* PROMPT *
Output the material below unchanged, apart from leaving out the pictures.
-- start DATA FOR PROCESSING --
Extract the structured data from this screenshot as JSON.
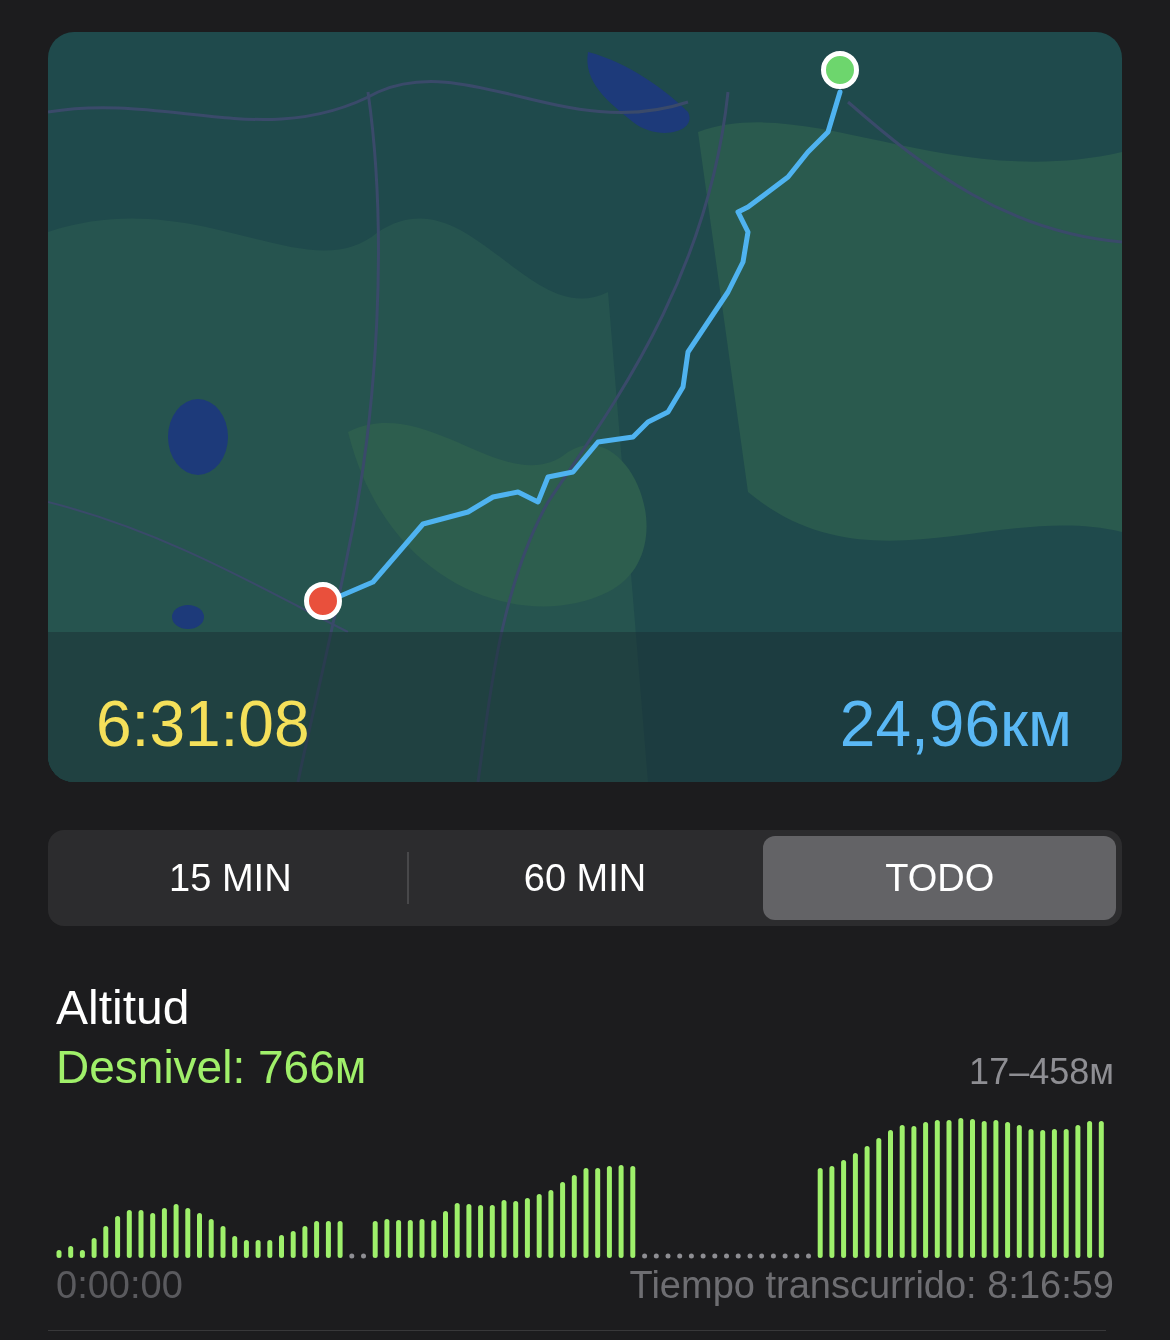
{
  "map": {
    "duration": "6:31:08",
    "distance": "24,96км"
  },
  "range_tabs": [
    {
      "label": "15 MIN",
      "selected": false
    },
    {
      "label": "60 MIN",
      "selected": false
    },
    {
      "label": "TODO",
      "selected": true
    }
  ],
  "altitude": {
    "title": "Altitud",
    "gain": "Desnivel: 766м",
    "range": "17–458м",
    "start_time": "0:00:00",
    "elapsed": "Tiempo transcurrido: 8:16:59"
  }
}
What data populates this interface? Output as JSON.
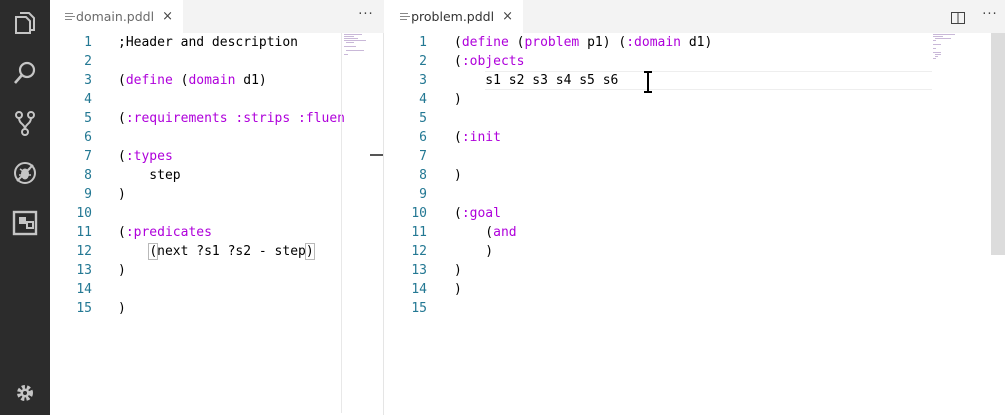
{
  "activity_bar": {
    "items": [
      {
        "name": "explorer-icon"
      },
      {
        "name": "search-icon"
      },
      {
        "name": "source-control-icon"
      },
      {
        "name": "debug-icon"
      },
      {
        "name": "extensions-icon"
      }
    ],
    "bottom": {
      "name": "settings-gear-icon"
    }
  },
  "left_editor": {
    "tab": {
      "filename": "domain.pddl",
      "close": "×"
    },
    "more": "···",
    "lines": [
      {
        "n": "1",
        "tokens": [
          {
            "t": ";Header and description",
            "k": "p"
          }
        ]
      },
      {
        "n": "2",
        "tokens": []
      },
      {
        "n": "3",
        "tokens": [
          {
            "t": "(",
            "k": "p"
          },
          {
            "t": "define",
            "k": "k"
          },
          {
            "t": " (",
            "k": "p"
          },
          {
            "t": "domain",
            "k": "k"
          },
          {
            "t": " d1)",
            "k": "p"
          }
        ]
      },
      {
        "n": "4",
        "tokens": []
      },
      {
        "n": "5",
        "tokens": [
          {
            "t": "(",
            "k": "p"
          },
          {
            "t": ":requirements",
            "k": "k"
          },
          {
            "t": " ",
            "k": "p"
          },
          {
            "t": ":strips",
            "k": "k"
          },
          {
            "t": " ",
            "k": "p"
          },
          {
            "t": ":fluen",
            "k": "k"
          }
        ]
      },
      {
        "n": "6",
        "tokens": []
      },
      {
        "n": "7",
        "tokens": [
          {
            "t": "(",
            "k": "p"
          },
          {
            "t": ":types",
            "k": "k"
          }
        ]
      },
      {
        "n": "8",
        "tokens": [
          {
            "t": "    step",
            "k": "p"
          }
        ]
      },
      {
        "n": "9",
        "tokens": [
          {
            "t": ")",
            "k": "p"
          }
        ]
      },
      {
        "n": "10",
        "tokens": []
      },
      {
        "n": "11",
        "tokens": [
          {
            "t": "(",
            "k": "p"
          },
          {
            "t": ":predicates",
            "k": "k"
          }
        ]
      },
      {
        "n": "12",
        "tokens": [
          {
            "t": "    ",
            "k": "p"
          },
          {
            "t": "(",
            "k": "b"
          },
          {
            "t": "next ?s1 ?s2 - step",
            "k": "p"
          },
          {
            "t": ")",
            "k": "b"
          }
        ]
      },
      {
        "n": "13",
        "tokens": [
          {
            "t": ")",
            "k": "p"
          }
        ]
      },
      {
        "n": "14",
        "tokens": []
      },
      {
        "n": "15",
        "tokens": [
          {
            "t": ")",
            "k": "p"
          }
        ]
      }
    ]
  },
  "right_editor": {
    "tab": {
      "filename": "problem.pddl",
      "close": "×"
    },
    "more": "···",
    "lines": [
      {
        "n": "1",
        "tokens": [
          {
            "t": "(",
            "k": "p"
          },
          {
            "t": "define",
            "k": "k"
          },
          {
            "t": " (",
            "k": "p"
          },
          {
            "t": "problem",
            "k": "k"
          },
          {
            "t": " p1) (",
            "k": "p"
          },
          {
            "t": ":domain",
            "k": "k"
          },
          {
            "t": " d1)",
            "k": "p"
          }
        ]
      },
      {
        "n": "2",
        "tokens": [
          {
            "t": "(",
            "k": "p"
          },
          {
            "t": ":objects",
            "k": "k"
          }
        ]
      },
      {
        "n": "3",
        "tokens": [
          {
            "t": "    s1 s2 s3 s4 s5 s6",
            "k": "p"
          }
        ]
      },
      {
        "n": "4",
        "tokens": [
          {
            "t": ")",
            "k": "p"
          }
        ]
      },
      {
        "n": "5",
        "tokens": []
      },
      {
        "n": "6",
        "tokens": [
          {
            "t": "(",
            "k": "p"
          },
          {
            "t": ":init",
            "k": "k"
          }
        ]
      },
      {
        "n": "7",
        "tokens": []
      },
      {
        "n": "8",
        "tokens": [
          {
            "t": ")",
            "k": "p"
          }
        ]
      },
      {
        "n": "9",
        "tokens": []
      },
      {
        "n": "10",
        "tokens": [
          {
            "t": "(",
            "k": "p"
          },
          {
            "t": ":goal",
            "k": "k"
          }
        ]
      },
      {
        "n": "11",
        "tokens": [
          {
            "t": "    (",
            "k": "p"
          },
          {
            "t": "and",
            "k": "k"
          }
        ]
      },
      {
        "n": "12",
        "tokens": [
          {
            "t": "    )",
            "k": "p"
          }
        ]
      },
      {
        "n": "13",
        "tokens": [
          {
            "t": ")",
            "k": "p"
          }
        ]
      },
      {
        "n": "14",
        "tokens": [
          {
            "t": ")",
            "k": "p"
          }
        ]
      },
      {
        "n": "15",
        "tokens": []
      }
    ]
  },
  "colors": {
    "activity_bar": "#2c2c2c",
    "activity_icon": "#c5c5c5",
    "line_number": "#237893",
    "keyword": "#af00db",
    "text": "#000000",
    "tab_bar": "#f3f3f3"
  }
}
-- end DATA FOR PROCESSING --
* OUTPUT OF THE TASK *
Extract the structured data from this screenshot as JSON.
{
  "map": {
    "duration": "6:31:08",
    "distance": "24,96км"
  },
  "range_tabs": [
    {
      "label": "15 MIN",
      "selected": false
    },
    {
      "label": "60 MIN",
      "selected": false
    },
    {
      "label": "TODO",
      "selected": true
    }
  ],
  "altitude": {
    "title": "Altitud",
    "gain": "Desnivel: 766м",
    "range": "17–458м",
    "start_time": "0:00:00",
    "elapsed": "Tiempo transcurrido: 8:16:59"
  }
}
What data populates this interface? Output as JSON.
{
  "activity_bar": {
    "items": [
      {
        "name": "explorer-icon"
      },
      {
        "name": "search-icon"
      },
      {
        "name": "source-control-icon"
      },
      {
        "name": "debug-icon"
      },
      {
        "name": "extensions-icon"
      }
    ],
    "bottom": {
      "name": "settings-gear-icon"
    }
  },
  "left_editor": {
    "tab": {
      "filename": "domain.pddl",
      "close": "×"
    },
    "more": "···",
    "lines": [
      {
        "n": "1",
        "tokens": [
          {
            "t": ";Header and description",
            "k": "p"
          }
        ]
      },
      {
        "n": "2",
        "tokens": []
      },
      {
        "n": "3",
        "tokens": [
          {
            "t": "(",
            "k": "p"
          },
          {
            "t": "define",
            "k": "k"
          },
          {
            "t": " (",
            "k": "p"
          },
          {
            "t": "domain",
            "k": "k"
          },
          {
            "t": " d1)",
            "k": "p"
          }
        ]
      },
      {
        "n": "4",
        "tokens": []
      },
      {
        "n": "5",
        "tokens": [
          {
            "t": "(",
            "k": "p"
          },
          {
            "t": ":requirements",
            "k": "k"
          },
          {
            "t": " ",
            "k": "p"
          },
          {
            "t": ":strips",
            "k": "k"
          },
          {
            "t": " ",
            "k": "p"
          },
          {
            "t": ":fluen",
            "k": "k"
          }
        ]
      },
      {
        "n": "6",
        "tokens": []
      },
      {
        "n": "7",
        "tokens": [
          {
            "t": "(",
            "k": "p"
          },
          {
            "t": ":types",
            "k": "k"
          }
        ]
      },
      {
        "n": "8",
        "tokens": [
          {
            "t": "    step",
            "k": "p"
          }
        ]
      },
      {
        "n": "9",
        "tokens": [
          {
            "t": ")",
            "k": "p"
          }
        ]
      },
      {
        "n": "10",
        "tokens": []
      },
      {
        "n": "11",
        "tokens": [
          {
            "t": "(",
            "k": "p"
          },
          {
            "t": ":predicates",
            "k": "k"
          }
        ]
      },
      {
        "n": "12",
        "tokens": [
          {
            "t": "    ",
            "k": "p"
          },
          {
            "t": "(",
            "k": "b"
          },
          {
            "t": "next ?s1 ?s2 - step",
            "k": "p"
          },
          {
            "t": ")",
            "k": "b"
          }
        ]
      },
      {
        "n": "13",
        "tokens": [
          {
            "t": ")",
            "k": "p"
          }
        ]
      },
      {
        "n": "14",
        "tokens": []
      },
      {
        "n": "15",
        "tokens": [
          {
            "t": ")",
            "k": "p"
          }
        ]
      }
    ]
  },
  "right_editor": {
    "tab": {
      "filename": "problem.pddl",
      "close": "×"
    },
    "more": "···",
    "lines": [
      {
        "n": "1",
        "tokens": [
          {
            "t": "(",
            "k": "p"
          },
          {
            "t": "define",
            "k": "k"
          },
          {
            "t": " (",
            "k": "p"
          },
          {
            "t": "problem",
            "k": "k"
          },
          {
            "t": " p1) (",
            "k": "p"
          },
          {
            "t": ":domain",
            "k": "k"
          },
          {
            "t": " d1)",
            "k": "p"
          }
        ]
      },
      {
        "n": "2",
        "tokens": [
          {
            "t": "(",
            "k": "p"
          },
          {
            "t": ":objects",
            "k": "k"
          }
        ]
      },
      {
        "n": "3",
        "tokens": [
          {
            "t": "    s1 s2 s3 s4 s5 s6",
            "k": "p"
          }
        ]
      },
      {
        "n": "4",
        "tokens": [
          {
            "t": ")",
            "k": "p"
          }
        ]
      },
      {
        "n": "5",
        "tokens": []
      },
      {
        "n": "6",
        "tokens": [
          {
            "t": "(",
            "k": "p"
          },
          {
            "t": ":init",
            "k": "k"
          }
        ]
      },
      {
        "n": "7",
        "tokens": []
      },
      {
        "n": "8",
        "tokens": [
          {
            "t": ")",
            "k": "p"
          }
        ]
      },
      {
        "n": "9",
        "tokens": []
      },
      {
        "n": "10",
        "tokens": [
          {
            "t": "(",
            "k": "p"
          },
          {
            "t": ":goal",
            "k": "k"
          }
        ]
      },
      {
        "n": "11",
        "tokens": [
          {
            "t": "    (",
            "k": "p"
          },
          {
            "t": "and",
            "k": "k"
          }
        ]
      },
      {
        "n": "12",
        "tokens": [
          {
            "t": "    )",
            "k": "p"
          }
        ]
      },
      {
        "n": "13",
        "tokens": [
          {
            "t": ")",
            "k": "p"
          }
        ]
      },
      {
        "n": "14",
        "tokens": [
          {
            "t": ")",
            "k": "p"
          }
        ]
      },
      {
        "n": "15",
        "tokens": []
      }
    ]
  },
  "colors": {
    "activity_bar": "#2c2c2c",
    "activity_icon": "#c5c5c5",
    "line_number": "#237893",
    "keyword": "#af00db",
    "text": "#000000",
    "tab_bar": "#f3f3f3"
  }
}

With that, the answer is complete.